#### [Stated exercise]
Return every entry exactly as written.

#### [Listing]

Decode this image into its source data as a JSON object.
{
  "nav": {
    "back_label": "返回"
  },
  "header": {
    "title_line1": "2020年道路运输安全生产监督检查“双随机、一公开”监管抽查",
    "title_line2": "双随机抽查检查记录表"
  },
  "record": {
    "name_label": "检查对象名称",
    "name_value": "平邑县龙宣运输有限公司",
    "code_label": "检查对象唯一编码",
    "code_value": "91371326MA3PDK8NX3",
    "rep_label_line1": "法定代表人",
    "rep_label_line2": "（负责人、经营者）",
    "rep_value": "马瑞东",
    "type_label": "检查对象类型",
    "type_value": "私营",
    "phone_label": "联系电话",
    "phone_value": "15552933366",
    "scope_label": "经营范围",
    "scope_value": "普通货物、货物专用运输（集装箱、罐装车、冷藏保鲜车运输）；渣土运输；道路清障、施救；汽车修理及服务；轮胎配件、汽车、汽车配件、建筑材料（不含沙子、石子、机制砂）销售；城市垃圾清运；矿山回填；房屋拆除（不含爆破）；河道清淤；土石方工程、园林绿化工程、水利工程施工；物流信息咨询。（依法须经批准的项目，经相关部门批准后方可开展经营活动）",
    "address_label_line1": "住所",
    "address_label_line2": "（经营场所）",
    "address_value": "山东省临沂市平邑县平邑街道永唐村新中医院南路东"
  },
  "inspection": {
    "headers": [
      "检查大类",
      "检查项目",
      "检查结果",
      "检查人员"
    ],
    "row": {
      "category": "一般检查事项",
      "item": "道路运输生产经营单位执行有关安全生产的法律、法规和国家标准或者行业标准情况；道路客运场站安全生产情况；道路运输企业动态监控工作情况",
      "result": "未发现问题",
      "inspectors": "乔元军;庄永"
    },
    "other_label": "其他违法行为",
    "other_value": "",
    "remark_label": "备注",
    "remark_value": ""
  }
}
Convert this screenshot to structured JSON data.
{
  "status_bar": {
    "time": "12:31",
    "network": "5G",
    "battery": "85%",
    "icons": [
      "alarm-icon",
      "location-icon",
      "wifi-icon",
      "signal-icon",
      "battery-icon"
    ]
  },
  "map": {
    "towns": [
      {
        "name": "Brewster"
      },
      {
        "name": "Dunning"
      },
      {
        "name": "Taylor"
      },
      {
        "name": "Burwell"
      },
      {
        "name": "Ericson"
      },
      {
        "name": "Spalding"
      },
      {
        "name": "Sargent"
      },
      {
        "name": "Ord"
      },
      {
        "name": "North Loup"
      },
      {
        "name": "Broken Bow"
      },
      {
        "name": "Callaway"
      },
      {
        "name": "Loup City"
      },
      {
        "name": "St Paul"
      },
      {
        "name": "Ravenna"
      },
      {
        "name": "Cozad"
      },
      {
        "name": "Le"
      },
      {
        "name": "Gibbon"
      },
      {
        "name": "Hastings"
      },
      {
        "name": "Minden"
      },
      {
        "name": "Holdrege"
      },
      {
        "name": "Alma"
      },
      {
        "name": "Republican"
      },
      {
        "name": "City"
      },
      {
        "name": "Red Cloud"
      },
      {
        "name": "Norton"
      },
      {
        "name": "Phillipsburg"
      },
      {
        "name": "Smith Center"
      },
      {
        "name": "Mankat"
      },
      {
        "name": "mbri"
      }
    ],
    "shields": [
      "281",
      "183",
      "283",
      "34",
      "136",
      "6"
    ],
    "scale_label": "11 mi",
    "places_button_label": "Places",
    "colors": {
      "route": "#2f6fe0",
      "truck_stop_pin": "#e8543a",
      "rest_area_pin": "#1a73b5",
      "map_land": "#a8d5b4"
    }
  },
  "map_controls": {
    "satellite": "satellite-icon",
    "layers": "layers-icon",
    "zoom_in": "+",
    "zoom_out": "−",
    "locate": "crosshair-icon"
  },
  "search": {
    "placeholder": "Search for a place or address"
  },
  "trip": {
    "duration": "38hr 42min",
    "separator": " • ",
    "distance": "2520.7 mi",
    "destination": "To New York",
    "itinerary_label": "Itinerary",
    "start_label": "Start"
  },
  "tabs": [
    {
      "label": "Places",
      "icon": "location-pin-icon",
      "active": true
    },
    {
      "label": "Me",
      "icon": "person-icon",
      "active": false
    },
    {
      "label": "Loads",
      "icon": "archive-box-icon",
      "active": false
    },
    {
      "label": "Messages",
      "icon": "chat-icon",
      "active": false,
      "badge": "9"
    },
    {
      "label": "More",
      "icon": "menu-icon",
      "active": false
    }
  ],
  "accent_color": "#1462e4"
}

#### [Final answer]
Decode this image into its source data as a JSON object.
{
  "nav": {
    "back_label": "返回"
  },
  "header": {
    "title_line1": "2020年道路运输安全生产监督检查“双随机、一公开”监管抽查",
    "title_line2": "双随机抽查检查记录表"
  },
  "record": {
    "name_label": "检查对象名称",
    "name_value": "平邑县龙宣运输有限公司",
    "code_label": "检查对象唯一编码",
    "code_value": "91371326MA3PDK8NX3",
    "rep_label_line1": "法定代表人",
    "rep_label_line2": "（负责人、经营者）",
    "rep_value": "马瑞东",
    "type_label": "检查对象类型",
    "type_value": "私营",
    "phone_label": "联系电话",
    "phone_value": "15552933366",
    "scope_label": "经营范围",
    "scope_value": "普通货物、货物专用运输（集装箱、罐装车、冷藏保鲜车运输）；渣土运输；道路清障、施救；汽车修理及服务；轮胎配件、汽车、汽车配件、建筑材料（不含沙子、石子、机制砂）销售；城市垃圾清运；矿山回填；房屋拆除（不含爆破）；河道清淤；土石方工程、园林绿化工程、水利工程施工；物流信息咨询。（依法须经批准的项目，经相关部门批准后方可开展经营活动）",
    "address_label_line1": "住所",
    "address_label_line2": "（经营场所）",
    "address_value": "山东省临沂市平邑县平邑街道永唐村新中医院南路东"
  },
  "inspection": {
    "headers": [
      "检查大类",
      "检查项目",
      "检查结果",
      "检查人员"
    ],
    "row": {
      "category": "一般检查事项",
      "item": "道路运输生产经营单位执行有关安全生产的法律、法规和国家标准或者行业标准情况；道路客运场站安全生产情况；道路运输企业动态监控工作情况",
      "result": "未发现问题",
      "inspectors": "乔元军;庄永"
    },
    "other_label": "其他违法行为",
    "other_value": "",
    "remark_label": "备注",
    "remark_value": ""
  }
}
Convert this screenshot to structured JSON data.
{
  "status_bar": {
    "time": "12:31",
    "network": "5G",
    "battery": "85%",
    "icons": [
      "alarm-icon",
      "location-icon",
      "wifi-icon",
      "signal-icon",
      "battery-icon"
    ]
  },
  "map": {
    "towns": [
      {
        "name": "Brewster"
      },
      {
        "name": "Dunning"
      },
      {
        "name": "Taylor"
      },
      {
        "name": "Burwell"
      },
      {
        "name": "Ericson"
      },
      {
        "name": "Spalding"
      },
      {
        "name": "Sargent"
      },
      {
        "name": "Ord"
      },
      {
        "name": "North Loup"
      },
      {
        "name": "Broken Bow"
      },
      {
        "name": "Callaway"
      },
      {
        "name": "Loup City"
      },
      {
        "name": "St Paul"
      },
      {
        "name": "Ravenna"
      },
      {
        "name": "Cozad"
      },
      {
        "name": "Le"
      },
      {
        "name": "Gibbon"
      },
      {
        "name": "Hastings"
      },
      {
        "name": "Minden"
      },
      {
        "name": "Holdrege"
      },
      {
        "name": "Alma"
      },
      {
        "name": "Republican"
      },
      {
        "name": "City"
      },
      {
        "name": "Red Cloud"
      },
      {
        "name": "Norton"
      },
      {
        "name": "Phillipsburg"
      },
      {
        "name": "Smith Center"
      },
      {
        "name": "Mankat"
      },
      {
        "name": "mbri"
      }
    ],
    "shields": [
      "281",
      "183",
      "283",
      "34",
      "136",
      "6"
    ],
    "scale_label": "11 mi",
    "places_button_label": "Places",
    "colors": {
      "route": "#2f6fe0",
      "truck_stop_pin": "#e8543a",
      "rest_area_pin": "#1a73b5",
      "map_land": "#a8d5b4"
    }
  },
  "map_controls": {
    "satellite": "satellite-icon",
    "layers": "layers-icon",
    "zoom_in": "+",
    "zoom_out": "−",
    "locate": "crosshair-icon"
  },
  "search": {
    "placeholder": "Search for a place or address"
  },
  "trip": {
    "duration": "38hr 42min",
    "separator": " • ",
    "distance": "2520.7 mi",
    "destination": "To New York",
    "itinerary_label": "Itinerary",
    "start_label": "Start"
  },
  "tabs": [
    {
      "label": "Places",
      "icon": "location-pin-icon",
      "active": true
    },
    {
      "label": "Me",
      "icon": "person-icon",
      "active": false
    },
    {
      "label": "Loads",
      "icon": "archive-box-icon",
      "active": false
    },
    {
      "label": "Messages",
      "icon": "chat-icon",
      "active": false,
      "badge": "9"
    },
    {
      "label": "More",
      "icon": "menu-icon",
      "active": false
    }
  ],
  "accent_color": "#1462e4"
}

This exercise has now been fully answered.